◆ Challenge
Return all of the entries exactly, with nothing added or left out.
-------- Record excerpts --------
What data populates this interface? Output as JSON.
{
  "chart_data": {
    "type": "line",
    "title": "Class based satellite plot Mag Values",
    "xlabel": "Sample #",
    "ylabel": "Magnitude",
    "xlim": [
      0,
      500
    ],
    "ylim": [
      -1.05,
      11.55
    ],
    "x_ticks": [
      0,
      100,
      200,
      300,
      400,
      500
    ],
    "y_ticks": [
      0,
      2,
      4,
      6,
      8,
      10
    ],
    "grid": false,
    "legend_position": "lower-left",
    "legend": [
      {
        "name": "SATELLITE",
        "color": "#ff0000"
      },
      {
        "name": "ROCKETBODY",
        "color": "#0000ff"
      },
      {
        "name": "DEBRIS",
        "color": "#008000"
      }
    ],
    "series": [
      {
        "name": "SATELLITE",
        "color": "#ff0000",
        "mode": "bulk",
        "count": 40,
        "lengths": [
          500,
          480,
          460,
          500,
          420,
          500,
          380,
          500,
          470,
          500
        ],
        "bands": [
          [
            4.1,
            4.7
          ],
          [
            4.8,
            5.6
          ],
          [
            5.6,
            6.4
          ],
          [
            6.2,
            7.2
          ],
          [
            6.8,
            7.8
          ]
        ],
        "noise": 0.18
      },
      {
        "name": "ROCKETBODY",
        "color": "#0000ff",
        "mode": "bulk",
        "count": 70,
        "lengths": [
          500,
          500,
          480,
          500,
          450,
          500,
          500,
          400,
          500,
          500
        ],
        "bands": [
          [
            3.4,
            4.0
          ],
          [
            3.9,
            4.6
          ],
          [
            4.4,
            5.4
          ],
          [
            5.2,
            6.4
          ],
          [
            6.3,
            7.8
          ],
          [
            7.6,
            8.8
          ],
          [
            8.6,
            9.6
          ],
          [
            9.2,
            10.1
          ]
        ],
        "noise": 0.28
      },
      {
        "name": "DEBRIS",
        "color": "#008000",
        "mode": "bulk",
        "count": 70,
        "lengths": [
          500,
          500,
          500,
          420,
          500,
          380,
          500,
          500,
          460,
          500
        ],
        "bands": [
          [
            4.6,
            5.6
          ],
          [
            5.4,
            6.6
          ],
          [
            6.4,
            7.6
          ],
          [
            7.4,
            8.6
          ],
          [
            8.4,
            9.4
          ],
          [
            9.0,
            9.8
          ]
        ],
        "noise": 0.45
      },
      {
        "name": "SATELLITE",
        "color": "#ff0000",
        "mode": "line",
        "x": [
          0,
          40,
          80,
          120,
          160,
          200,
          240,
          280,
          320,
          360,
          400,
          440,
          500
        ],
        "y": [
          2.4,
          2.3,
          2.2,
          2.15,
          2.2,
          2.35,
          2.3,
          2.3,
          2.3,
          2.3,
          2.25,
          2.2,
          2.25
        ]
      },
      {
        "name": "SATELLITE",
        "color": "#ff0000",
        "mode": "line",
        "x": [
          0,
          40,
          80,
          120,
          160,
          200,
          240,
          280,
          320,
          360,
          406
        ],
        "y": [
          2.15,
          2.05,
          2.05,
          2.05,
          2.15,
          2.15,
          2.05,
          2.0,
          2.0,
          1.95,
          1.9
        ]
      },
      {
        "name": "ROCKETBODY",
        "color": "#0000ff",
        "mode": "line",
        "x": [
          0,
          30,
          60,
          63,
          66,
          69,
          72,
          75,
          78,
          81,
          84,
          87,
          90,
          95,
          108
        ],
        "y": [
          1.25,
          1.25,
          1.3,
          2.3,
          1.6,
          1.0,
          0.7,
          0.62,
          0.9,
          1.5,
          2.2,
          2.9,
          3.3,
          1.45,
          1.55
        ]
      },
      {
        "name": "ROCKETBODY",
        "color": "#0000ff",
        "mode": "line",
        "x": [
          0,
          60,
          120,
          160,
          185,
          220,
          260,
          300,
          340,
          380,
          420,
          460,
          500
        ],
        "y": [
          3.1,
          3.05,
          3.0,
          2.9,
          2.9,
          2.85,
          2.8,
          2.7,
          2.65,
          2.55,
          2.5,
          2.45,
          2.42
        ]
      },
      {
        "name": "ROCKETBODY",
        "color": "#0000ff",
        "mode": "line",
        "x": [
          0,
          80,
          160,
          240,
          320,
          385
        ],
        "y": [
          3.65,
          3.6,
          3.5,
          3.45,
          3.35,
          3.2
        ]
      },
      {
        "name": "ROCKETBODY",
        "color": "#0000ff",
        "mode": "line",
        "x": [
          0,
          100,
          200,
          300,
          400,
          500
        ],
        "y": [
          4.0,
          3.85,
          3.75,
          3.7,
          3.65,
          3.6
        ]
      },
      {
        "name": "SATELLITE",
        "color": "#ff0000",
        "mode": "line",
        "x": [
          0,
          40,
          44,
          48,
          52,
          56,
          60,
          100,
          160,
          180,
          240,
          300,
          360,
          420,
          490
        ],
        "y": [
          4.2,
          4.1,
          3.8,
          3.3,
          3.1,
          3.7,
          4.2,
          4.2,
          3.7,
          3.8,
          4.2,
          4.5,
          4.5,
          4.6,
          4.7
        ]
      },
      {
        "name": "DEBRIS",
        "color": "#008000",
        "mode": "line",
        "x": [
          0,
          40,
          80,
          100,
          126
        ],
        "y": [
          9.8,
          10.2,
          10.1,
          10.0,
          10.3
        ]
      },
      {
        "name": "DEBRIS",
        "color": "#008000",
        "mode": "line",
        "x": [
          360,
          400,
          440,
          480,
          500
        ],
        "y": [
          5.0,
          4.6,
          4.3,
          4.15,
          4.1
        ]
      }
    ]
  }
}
--------
◆ Task response
What data populates this interface? Output as JSON.
{
  "chart_data": {
    "type": "line",
    "title": "Class based satellite plot Mag Values",
    "xlabel": "Sample #",
    "ylabel": "Magnitude",
    "xlim": [
      0,
      500
    ],
    "ylim": [
      -1.05,
      11.55
    ],
    "x_ticks": [
      0,
      100,
      200,
      300,
      400,
      500
    ],
    "y_ticks": [
      0,
      2,
      4,
      6,
      8,
      10
    ],
    "grid": false,
    "legend_position": "lower-left",
    "legend": [
      {
        "name": "SATELLITE",
        "color": "#ff0000"
      },
      {
        "name": "ROCKETBODY",
        "color": "#0000ff"
      },
      {
        "name": "DEBRIS",
        "color": "#008000"
      }
    ],
    "series": [
      {
        "name": "SATELLITE",
        "color": "#ff0000",
        "mode": "bulk",
        "count": 40,
        "lengths": [
          500,
          480,
          460,
          500,
          420,
          500,
          380,
          500,
          470,
          500
        ],
        "bands": [
          [
            4.1,
            4.7
          ],
          [
            4.8,
            5.6
          ],
          [
            5.6,
            6.4
          ],
          [
            6.2,
            7.2
          ],
          [
            6.8,
            7.8
          ]
        ],
        "noise": 0.18
      },
      {
        "name": "ROCKETBODY",
        "color": "#0000ff",
        "mode": "bulk",
        "count": 70,
        "lengths": [
          500,
          500,
          480,
          500,
          450,
          500,
          500,
          400,
          500,
          500
        ],
        "bands": [
          [
            3.4,
            4.0
          ],
          [
            3.9,
            4.6
          ],
          [
            4.4,
            5.4
          ],
          [
            5.2,
            6.4
          ],
          [
            6.3,
            7.8
          ],
          [
            7.6,
            8.8
          ],
          [
            8.6,
            9.6
          ],
          [
            9.2,
            10.1
          ]
        ],
        "noise": 0.28
      },
      {
        "name": "DEBRIS",
        "color": "#008000",
        "mode": "bulk",
        "count": 70,
        "lengths": [
          500,
          500,
          500,
          420,
          500,
          380,
          500,
          500,
          460,
          500
        ],
        "bands": [
          [
            4.6,
            5.6
          ],
          [
            5.4,
            6.6
          ],
          [
            6.4,
            7.6
          ],
          [
            7.4,
            8.6
          ],
          [
            8.4,
            9.4
          ],
          [
            9.0,
            9.8
          ]
        ],
        "noise": 0.45
      },
      {
        "name": "SATELLITE",
        "color": "#ff0000",
        "mode": "line",
        "x": [
          0,
          40,
          80,
          120,
          160,
          200,
          240,
          280,
          320,
          360,
          400,
          440,
          500
        ],
        "y": [
          2.4,
          2.3,
          2.2,
          2.15,
          2.2,
          2.35,
          2.3,
          2.3,
          2.3,
          2.3,
          2.25,
          2.2,
          2.25
        ]
      },
      {
        "name": "SATELLITE",
        "color": "#ff0000",
        "mode": "line",
        "x": [
          0,
          40,
          80,
          120,
          160,
          200,
          240,
          280,
          320,
          360,
          406
        ],
        "y": [
          2.15,
          2.05,
          2.05,
          2.05,
          2.15,
          2.15,
          2.05,
          2.0,
          2.0,
          1.95,
          1.9
        ]
      },
      {
        "name": "ROCKETBODY",
        "color": "#0000ff",
        "mode": "line",
        "x": [
          0,
          30,
          60,
          63,
          66,
          69,
          72,
          75,
          78,
          81,
          84,
          87,
          90,
          95,
          108
        ],
        "y": [
          1.25,
          1.25,
          1.3,
          2.3,
          1.6,
          1.0,
          0.7,
          0.62,
          0.9,
          1.5,
          2.2,
          2.9,
          3.3,
          1.45,
          1.55
        ]
      },
      {
        "name": "ROCKETBODY",
        "color": "#0000ff",
        "mode": "line",
        "x": [
          0,
          60,
          120,
          160,
          185,
          220,
          260,
          300,
          340,
          380,
          420,
          460,
          500
        ],
        "y": [
          3.1,
          3.05,
          3.0,
          2.9,
          2.9,
          2.85,
          2.8,
          2.7,
          2.65,
          2.55,
          2.5,
          2.45,
          2.42
        ]
      },
      {
        "name": "ROCKETBODY",
        "color": "#0000ff",
        "mode": "line",
        "x": [
          0,
          80,
          160,
          240,
          320,
          385
        ],
        "y": [
          3.65,
          3.6,
          3.5,
          3.45,
          3.35,
          3.2
        ]
      },
      {
        "name": "ROCKETBODY",
        "color": "#0000ff",
        "mode": "line",
        "x": [
          0,
          100,
          200,
          300,
          400,
          500
        ],
        "y": [
          4.0,
          3.85,
          3.75,
          3.7,
          3.65,
          3.6
        ]
      },
      {
        "name": "SATELLITE",
        "color": "#ff0000",
        "mode": "line",
        "x": [
          0,
          40,
          44,
          48,
          52,
          56,
          60,
          100,
          160,
          180,
          240,
          300,
          360,
          420,
          490
        ],
        "y": [
          4.2,
          4.1,
          3.8,
          3.3,
          3.1,
          3.7,
          4.2,
          4.2,
          3.7,
          3.8,
          4.2,
          4.5,
          4.5,
          4.6,
          4.7
        ]
      },
      {
        "name": "DEBRIS",
        "color": "#008000",
        "mode": "line",
        "x": [
          0,
          40,
          80,
          100,
          126
        ],
        "y": [
          9.8,
          10.2,
          10.1,
          10.0,
          10.3
        ]
      },
      {
        "name": "DEBRIS",
        "color": "#008000",
        "mode": "line",
        "x": [
          360,
          400,
          440,
          480,
          500
        ],
        "y": [
          5.0,
          4.6,
          4.3,
          4.15,
          4.1
        ]
      }
    ]
  }
}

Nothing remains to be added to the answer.